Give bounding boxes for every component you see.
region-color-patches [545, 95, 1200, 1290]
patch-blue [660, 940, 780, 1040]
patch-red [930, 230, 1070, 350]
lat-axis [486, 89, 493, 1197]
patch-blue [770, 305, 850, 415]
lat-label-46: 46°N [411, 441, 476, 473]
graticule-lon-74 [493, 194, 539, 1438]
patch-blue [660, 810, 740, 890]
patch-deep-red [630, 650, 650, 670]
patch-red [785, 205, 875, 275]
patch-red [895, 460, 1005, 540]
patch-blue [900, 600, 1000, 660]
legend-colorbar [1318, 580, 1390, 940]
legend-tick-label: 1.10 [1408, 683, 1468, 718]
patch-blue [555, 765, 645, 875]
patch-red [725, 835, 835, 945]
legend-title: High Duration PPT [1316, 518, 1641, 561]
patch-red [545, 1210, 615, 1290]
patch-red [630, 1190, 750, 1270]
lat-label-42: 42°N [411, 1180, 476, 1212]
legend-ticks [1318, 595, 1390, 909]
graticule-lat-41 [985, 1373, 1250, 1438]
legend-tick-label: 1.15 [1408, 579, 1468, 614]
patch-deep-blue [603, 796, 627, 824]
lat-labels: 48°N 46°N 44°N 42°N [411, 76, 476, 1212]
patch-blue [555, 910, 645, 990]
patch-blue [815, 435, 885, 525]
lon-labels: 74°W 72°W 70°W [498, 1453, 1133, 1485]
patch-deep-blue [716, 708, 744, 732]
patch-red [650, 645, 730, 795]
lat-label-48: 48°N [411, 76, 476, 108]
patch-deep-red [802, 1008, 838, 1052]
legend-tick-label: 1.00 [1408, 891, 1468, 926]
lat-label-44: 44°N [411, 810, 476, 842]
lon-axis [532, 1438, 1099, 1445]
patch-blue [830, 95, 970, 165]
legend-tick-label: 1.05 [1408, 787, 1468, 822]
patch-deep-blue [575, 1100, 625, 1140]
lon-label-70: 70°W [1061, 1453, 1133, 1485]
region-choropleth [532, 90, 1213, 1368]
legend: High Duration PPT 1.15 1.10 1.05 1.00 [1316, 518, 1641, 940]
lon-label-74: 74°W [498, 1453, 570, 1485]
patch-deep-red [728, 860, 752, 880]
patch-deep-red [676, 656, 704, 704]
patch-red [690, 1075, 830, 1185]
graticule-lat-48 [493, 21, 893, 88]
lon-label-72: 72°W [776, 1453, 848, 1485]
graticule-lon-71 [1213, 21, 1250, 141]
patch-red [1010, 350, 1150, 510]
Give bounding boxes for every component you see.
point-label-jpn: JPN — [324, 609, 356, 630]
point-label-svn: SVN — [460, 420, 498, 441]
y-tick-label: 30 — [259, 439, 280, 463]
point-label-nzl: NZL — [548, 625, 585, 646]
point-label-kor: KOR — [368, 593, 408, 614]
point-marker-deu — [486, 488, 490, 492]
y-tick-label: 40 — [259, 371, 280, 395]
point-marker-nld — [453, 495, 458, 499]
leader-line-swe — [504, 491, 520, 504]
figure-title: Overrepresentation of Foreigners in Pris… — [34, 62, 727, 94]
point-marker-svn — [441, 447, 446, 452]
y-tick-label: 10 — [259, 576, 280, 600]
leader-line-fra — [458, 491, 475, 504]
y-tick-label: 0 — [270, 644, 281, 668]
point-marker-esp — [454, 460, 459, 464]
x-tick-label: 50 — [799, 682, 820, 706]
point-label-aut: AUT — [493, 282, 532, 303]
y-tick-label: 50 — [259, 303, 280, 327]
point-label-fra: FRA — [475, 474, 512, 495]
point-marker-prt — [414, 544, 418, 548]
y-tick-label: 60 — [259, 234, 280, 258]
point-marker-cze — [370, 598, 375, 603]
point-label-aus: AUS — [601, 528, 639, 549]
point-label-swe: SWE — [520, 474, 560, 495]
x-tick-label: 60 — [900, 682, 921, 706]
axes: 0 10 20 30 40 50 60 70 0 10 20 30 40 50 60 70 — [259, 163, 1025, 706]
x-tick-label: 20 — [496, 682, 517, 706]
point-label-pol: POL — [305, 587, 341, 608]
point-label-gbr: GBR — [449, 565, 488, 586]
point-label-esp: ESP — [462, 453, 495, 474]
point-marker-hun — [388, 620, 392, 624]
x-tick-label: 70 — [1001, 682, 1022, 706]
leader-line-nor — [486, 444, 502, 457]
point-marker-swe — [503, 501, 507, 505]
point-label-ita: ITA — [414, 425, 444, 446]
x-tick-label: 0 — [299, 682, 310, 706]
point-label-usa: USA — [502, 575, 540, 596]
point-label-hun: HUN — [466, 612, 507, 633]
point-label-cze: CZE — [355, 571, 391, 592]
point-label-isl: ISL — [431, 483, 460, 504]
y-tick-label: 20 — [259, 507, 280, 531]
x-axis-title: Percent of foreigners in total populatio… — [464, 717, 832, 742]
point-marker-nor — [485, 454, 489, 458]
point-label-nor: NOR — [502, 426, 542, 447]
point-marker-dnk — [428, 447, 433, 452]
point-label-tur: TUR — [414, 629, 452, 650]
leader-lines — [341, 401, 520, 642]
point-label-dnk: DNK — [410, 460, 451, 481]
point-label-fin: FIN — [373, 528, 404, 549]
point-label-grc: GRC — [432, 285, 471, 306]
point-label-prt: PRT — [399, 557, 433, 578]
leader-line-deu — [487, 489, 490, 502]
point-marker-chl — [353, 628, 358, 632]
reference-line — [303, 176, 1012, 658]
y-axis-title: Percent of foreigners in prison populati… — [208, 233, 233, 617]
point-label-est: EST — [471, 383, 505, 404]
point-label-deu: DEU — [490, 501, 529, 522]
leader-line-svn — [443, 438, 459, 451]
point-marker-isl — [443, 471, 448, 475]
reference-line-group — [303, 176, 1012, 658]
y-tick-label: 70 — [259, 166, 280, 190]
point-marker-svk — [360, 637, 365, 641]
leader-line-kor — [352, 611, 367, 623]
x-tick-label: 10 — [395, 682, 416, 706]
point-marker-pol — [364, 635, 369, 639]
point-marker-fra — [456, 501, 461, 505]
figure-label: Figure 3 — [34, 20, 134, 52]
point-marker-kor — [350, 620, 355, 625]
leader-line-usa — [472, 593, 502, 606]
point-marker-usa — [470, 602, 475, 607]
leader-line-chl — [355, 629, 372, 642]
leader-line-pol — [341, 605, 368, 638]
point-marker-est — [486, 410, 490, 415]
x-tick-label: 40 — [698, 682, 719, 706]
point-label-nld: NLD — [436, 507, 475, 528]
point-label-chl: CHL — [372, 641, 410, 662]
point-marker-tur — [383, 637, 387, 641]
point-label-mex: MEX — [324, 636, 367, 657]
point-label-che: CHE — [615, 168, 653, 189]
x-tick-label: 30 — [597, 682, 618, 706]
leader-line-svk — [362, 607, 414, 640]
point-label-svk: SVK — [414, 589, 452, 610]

▶ REQUIRED WORK: Rewrite the listing above in full with "component" changed to "item" wherever it occurs, keeping every other part identical.

▶ ANSWER FOR THIS EXERCISE:
Give bounding boxes for every item you see.
region-color-patches [545, 95, 1200, 1290]
patch-blue [660, 940, 780, 1040]
patch-red [930, 230, 1070, 350]
lat-axis [486, 89, 493, 1197]
patch-blue [770, 305, 850, 415]
lat-label-46: 46°N [411, 441, 476, 473]
graticule-lon-74 [493, 194, 539, 1438]
patch-blue [660, 810, 740, 890]
patch-deep-red [630, 650, 650, 670]
patch-red [785, 205, 875, 275]
patch-red [895, 460, 1005, 540]
patch-blue [900, 600, 1000, 660]
legend-colorbar [1318, 580, 1390, 940]
legend-tick-label: 1.10 [1408, 683, 1468, 718]
patch-blue [555, 765, 645, 875]
patch-red [725, 835, 835, 945]
legend-title: High Duration PPT [1316, 518, 1641, 561]
patch-red [545, 1210, 615, 1290]
patch-red [630, 1190, 750, 1270]
lat-label-42: 42°N [411, 1180, 476, 1212]
legend-ticks [1318, 595, 1390, 909]
graticule-lat-41 [985, 1373, 1250, 1438]
legend-tick-label: 1.15 [1408, 579, 1468, 614]
patch-deep-blue [603, 796, 627, 824]
lat-labels: 48°N 46°N 44°N 42°N [411, 76, 476, 1212]
patch-blue [555, 910, 645, 990]
patch-blue [815, 435, 885, 525]
lon-labels: 74°W 72°W 70°W [498, 1453, 1133, 1485]
patch-deep-blue [716, 708, 744, 732]
patch-red [650, 645, 730, 795]
lat-label-48: 48°N [411, 76, 476, 108]
patch-deep-red [802, 1008, 838, 1052]
legend-tick-label: 1.00 [1408, 891, 1468, 926]
lat-label-44: 44°N [411, 810, 476, 842]
lon-axis [532, 1438, 1099, 1445]
patch-blue [830, 95, 970, 165]
legend-tick-label: 1.05 [1408, 787, 1468, 822]
patch-deep-blue [575, 1100, 625, 1140]
lon-label-70: 70°W [1061, 1453, 1133, 1485]
region-choropleth [532, 90, 1213, 1368]
legend: High Duration PPT 1.15 1.10 1.05 1.00 [1316, 518, 1641, 940]
lon-label-74: 74°W [498, 1453, 570, 1485]
patch-deep-red [728, 860, 752, 880]
patch-deep-red [676, 656, 704, 704]
patch-red [690, 1075, 830, 1185]
graticule-lat-48 [493, 21, 893, 88]
lon-label-72: 72°W [776, 1453, 848, 1485]
graticule-lon-71 [1213, 21, 1250, 141]
patch-red [1010, 350, 1150, 510]
Give bounding boxes for every item you see.
point-label-jpn: JPN — [324, 609, 356, 630]
point-label-svn: SVN — [460, 420, 498, 441]
y-tick-label: 30 — [259, 439, 280, 463]
point-label-nzl: NZL — [548, 625, 585, 646]
point-label-kor: KOR — [368, 593, 408, 614]
point-marker-deu — [486, 488, 490, 492]
y-tick-label: 40 — [259, 371, 280, 395]
point-marker-nld — [453, 495, 458, 499]
leader-line-swe — [504, 491, 520, 504]
figure-title: Overrepresentation of Foreigners in Pris… — [34, 62, 727, 94]
point-marker-svn — [441, 447, 446, 452]
y-tick-label: 10 — [259, 576, 280, 600]
leader-line-fra — [458, 491, 475, 504]
y-tick-label: 0 — [270, 644, 281, 668]
point-marker-esp — [454, 460, 459, 464]
x-tick-label: 50 — [799, 682, 820, 706]
point-label-aut: AUT — [493, 282, 532, 303]
y-tick-label: 50 — [259, 303, 280, 327]
point-label-fra: FRA — [475, 474, 512, 495]
point-marker-prt — [414, 544, 418, 548]
y-tick-label: 60 — [259, 234, 280, 258]
point-marker-cze — [370, 598, 375, 603]
point-label-aus: AUS — [601, 528, 639, 549]
point-label-swe: SWE — [520, 474, 560, 495]
x-tick-label: 60 — [900, 682, 921, 706]
axes: 0 10 20 30 40 50 60 70 0 10 20 30 40 50 60 70 — [259, 163, 1025, 706]
x-tick-label: 20 — [496, 682, 517, 706]
point-label-pol: POL — [305, 587, 341, 608]
point-label-gbr: GBR — [449, 565, 488, 586]
point-label-esp: ESP — [462, 453, 495, 474]
point-marker-hun — [388, 620, 392, 624]
x-tick-label: 70 — [1001, 682, 1022, 706]
leader-line-nor — [486, 444, 502, 457]
point-marker-swe — [503, 501, 507, 505]
point-label-ita: ITA — [414, 425, 444, 446]
x-tick-label: 0 — [299, 682, 310, 706]
point-label-usa: USA — [502, 575, 540, 596]
point-label-hun: HUN — [466, 612, 507, 633]
point-label-cze: CZE — [355, 571, 391, 592]
point-label-isl: ISL — [431, 483, 460, 504]
y-tick-label: 20 — [259, 507, 280, 531]
x-axis-title: Percent of foreigners in total populatio… — [464, 717, 832, 742]
point-marker-nor — [485, 454, 489, 458]
point-label-nor: NOR — [502, 426, 542, 447]
point-marker-dnk — [428, 447, 433, 452]
point-label-tur: TUR — [414, 629, 452, 650]
leader-lines — [341, 401, 520, 642]
point-label-dnk: DNK — [410, 460, 451, 481]
point-label-fin: FIN — [373, 528, 404, 549]
point-label-grc: GRC — [432, 285, 471, 306]
point-label-prt: PRT — [399, 557, 433, 578]
leader-line-deu — [487, 489, 490, 502]
point-marker-chl — [353, 628, 358, 632]
reference-line — [303, 176, 1012, 658]
y-axis-title: Percent of foreigners in prison populati… — [208, 233, 233, 617]
point-label-est: EST — [471, 383, 505, 404]
point-label-deu: DEU — [490, 501, 529, 522]
leader-line-svn — [443, 438, 459, 451]
point-marker-isl — [443, 471, 448, 475]
reference-line-group — [303, 176, 1012, 658]
y-tick-label: 70 — [259, 166, 280, 190]
point-marker-svk — [360, 637, 365, 641]
leader-line-kor — [352, 611, 367, 623]
x-tick-label: 10 — [395, 682, 416, 706]
point-marker-pol — [364, 635, 369, 639]
point-marker-fra — [456, 501, 461, 505]
figure-label: Figure 3 — [34, 20, 134, 52]
point-marker-kor — [350, 620, 355, 625]
leader-line-usa — [472, 593, 502, 606]
point-marker-usa — [470, 602, 475, 607]
leader-line-chl — [355, 629, 372, 642]
leader-line-pol — [341, 605, 368, 638]
point-marker-est — [486, 410, 490, 415]
x-tick-label: 40 — [698, 682, 719, 706]
point-label-nld: NLD — [436, 507, 475, 528]
point-label-chl: CHL — [372, 641, 410, 662]
point-marker-tur — [383, 637, 387, 641]
point-label-mex: MEX — [324, 636, 367, 657]
point-label-che: CHE — [615, 168, 653, 189]
x-tick-label: 30 — [597, 682, 618, 706]
leader-line-svk — [362, 607, 414, 640]
point-label-svk: SVK — [414, 589, 452, 610]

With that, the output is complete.